**SET EXERCISE**. Scan the material below for the string "this", and copy every line where it shows up.

--- Start of INPUT ---

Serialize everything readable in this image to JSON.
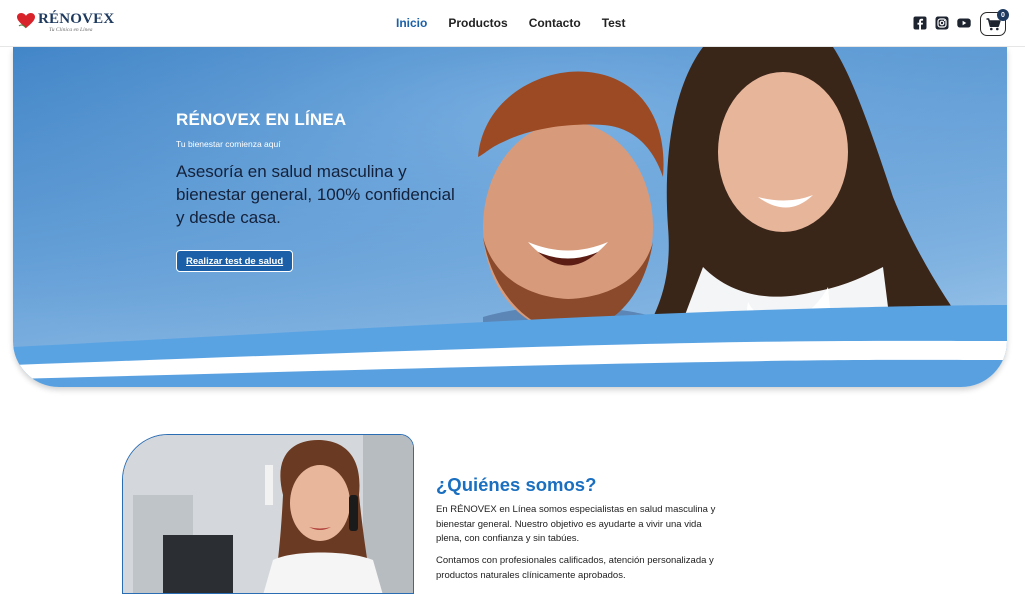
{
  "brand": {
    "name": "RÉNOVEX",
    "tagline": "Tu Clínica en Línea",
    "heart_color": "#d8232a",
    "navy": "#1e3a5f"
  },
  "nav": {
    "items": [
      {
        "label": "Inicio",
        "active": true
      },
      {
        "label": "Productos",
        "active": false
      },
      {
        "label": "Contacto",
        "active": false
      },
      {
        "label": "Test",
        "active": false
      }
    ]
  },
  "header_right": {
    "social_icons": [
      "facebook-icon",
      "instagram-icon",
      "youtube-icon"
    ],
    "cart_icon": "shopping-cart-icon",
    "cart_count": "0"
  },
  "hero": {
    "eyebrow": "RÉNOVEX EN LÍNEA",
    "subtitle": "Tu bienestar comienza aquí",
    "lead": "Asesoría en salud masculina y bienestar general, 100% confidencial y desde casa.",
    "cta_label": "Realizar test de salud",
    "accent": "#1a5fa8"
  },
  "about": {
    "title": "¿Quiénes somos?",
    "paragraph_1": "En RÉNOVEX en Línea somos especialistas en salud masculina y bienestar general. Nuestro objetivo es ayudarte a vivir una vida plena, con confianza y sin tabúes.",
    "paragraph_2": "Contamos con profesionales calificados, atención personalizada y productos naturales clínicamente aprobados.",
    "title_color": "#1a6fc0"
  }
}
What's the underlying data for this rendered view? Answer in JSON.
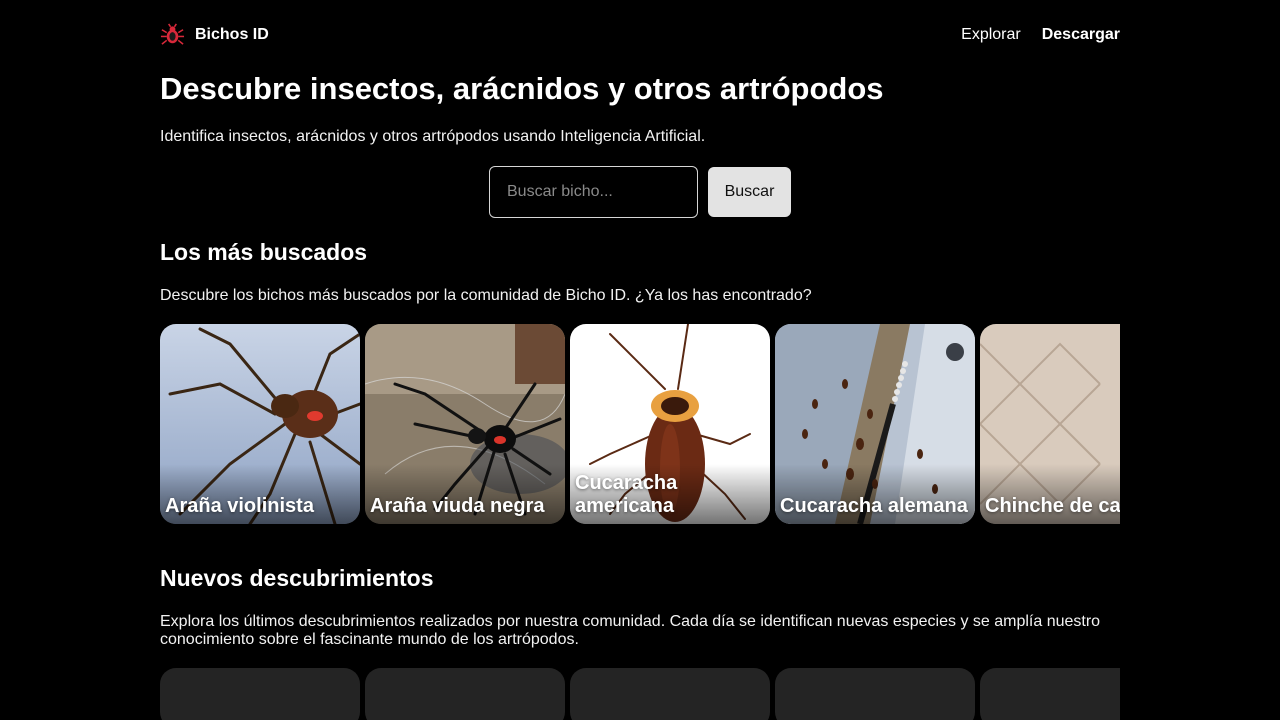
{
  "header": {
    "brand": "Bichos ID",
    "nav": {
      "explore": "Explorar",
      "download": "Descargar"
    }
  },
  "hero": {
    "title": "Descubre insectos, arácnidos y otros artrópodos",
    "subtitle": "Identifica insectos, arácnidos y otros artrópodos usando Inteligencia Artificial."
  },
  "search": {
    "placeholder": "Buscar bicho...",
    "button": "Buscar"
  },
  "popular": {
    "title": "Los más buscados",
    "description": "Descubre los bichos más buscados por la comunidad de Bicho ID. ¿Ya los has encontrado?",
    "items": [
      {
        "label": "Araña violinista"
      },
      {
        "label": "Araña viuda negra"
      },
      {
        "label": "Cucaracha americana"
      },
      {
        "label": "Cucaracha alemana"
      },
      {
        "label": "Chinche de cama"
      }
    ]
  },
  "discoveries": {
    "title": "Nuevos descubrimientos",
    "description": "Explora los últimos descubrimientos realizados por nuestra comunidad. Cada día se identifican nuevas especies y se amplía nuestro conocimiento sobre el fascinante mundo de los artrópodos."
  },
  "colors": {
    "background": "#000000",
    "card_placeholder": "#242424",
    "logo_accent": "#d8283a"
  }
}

--- End of INPUT ---
--- Start of INPUT ---

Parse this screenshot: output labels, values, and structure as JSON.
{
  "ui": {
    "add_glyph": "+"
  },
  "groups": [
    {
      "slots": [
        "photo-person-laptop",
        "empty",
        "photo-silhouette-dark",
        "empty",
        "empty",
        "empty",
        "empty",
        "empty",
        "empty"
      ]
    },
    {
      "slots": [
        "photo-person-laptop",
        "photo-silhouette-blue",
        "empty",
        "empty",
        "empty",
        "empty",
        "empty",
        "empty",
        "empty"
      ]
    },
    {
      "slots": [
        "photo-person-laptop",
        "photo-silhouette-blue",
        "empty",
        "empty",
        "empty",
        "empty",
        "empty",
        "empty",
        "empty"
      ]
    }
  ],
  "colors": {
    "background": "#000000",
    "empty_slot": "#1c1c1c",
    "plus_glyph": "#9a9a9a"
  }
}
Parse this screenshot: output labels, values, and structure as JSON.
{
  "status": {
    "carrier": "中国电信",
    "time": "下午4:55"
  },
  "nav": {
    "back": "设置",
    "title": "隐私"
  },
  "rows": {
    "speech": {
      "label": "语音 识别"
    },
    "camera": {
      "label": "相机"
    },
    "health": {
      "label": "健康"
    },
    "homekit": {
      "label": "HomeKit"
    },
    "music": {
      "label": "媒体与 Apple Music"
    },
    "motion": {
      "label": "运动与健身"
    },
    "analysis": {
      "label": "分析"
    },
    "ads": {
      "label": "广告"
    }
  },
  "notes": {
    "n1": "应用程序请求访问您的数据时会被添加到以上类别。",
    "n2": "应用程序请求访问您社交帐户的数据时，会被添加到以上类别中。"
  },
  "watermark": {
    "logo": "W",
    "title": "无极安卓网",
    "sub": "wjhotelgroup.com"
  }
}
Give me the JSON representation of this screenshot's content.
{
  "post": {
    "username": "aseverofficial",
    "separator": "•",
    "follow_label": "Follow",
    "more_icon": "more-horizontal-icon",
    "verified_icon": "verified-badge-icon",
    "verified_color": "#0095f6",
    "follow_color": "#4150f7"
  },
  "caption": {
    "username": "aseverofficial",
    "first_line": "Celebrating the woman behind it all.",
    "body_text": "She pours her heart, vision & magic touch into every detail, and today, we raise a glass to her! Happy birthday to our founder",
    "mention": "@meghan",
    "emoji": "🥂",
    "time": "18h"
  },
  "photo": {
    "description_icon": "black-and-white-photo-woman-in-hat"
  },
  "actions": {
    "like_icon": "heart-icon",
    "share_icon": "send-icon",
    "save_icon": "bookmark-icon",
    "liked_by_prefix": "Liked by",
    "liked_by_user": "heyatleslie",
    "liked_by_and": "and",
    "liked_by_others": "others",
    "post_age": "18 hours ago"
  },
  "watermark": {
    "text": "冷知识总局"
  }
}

--- End of INPUT ---

**REPLY**.
Serialize everything readable in this image to JSON.
What's the underlying data for this rendered view? Answer in JSON.
Parse this screenshot: output labels, values, and structure as JSON.
Parse this screenshot: output labels, values, and structure as JSON.
Give me the JSON representation of this screenshot's content.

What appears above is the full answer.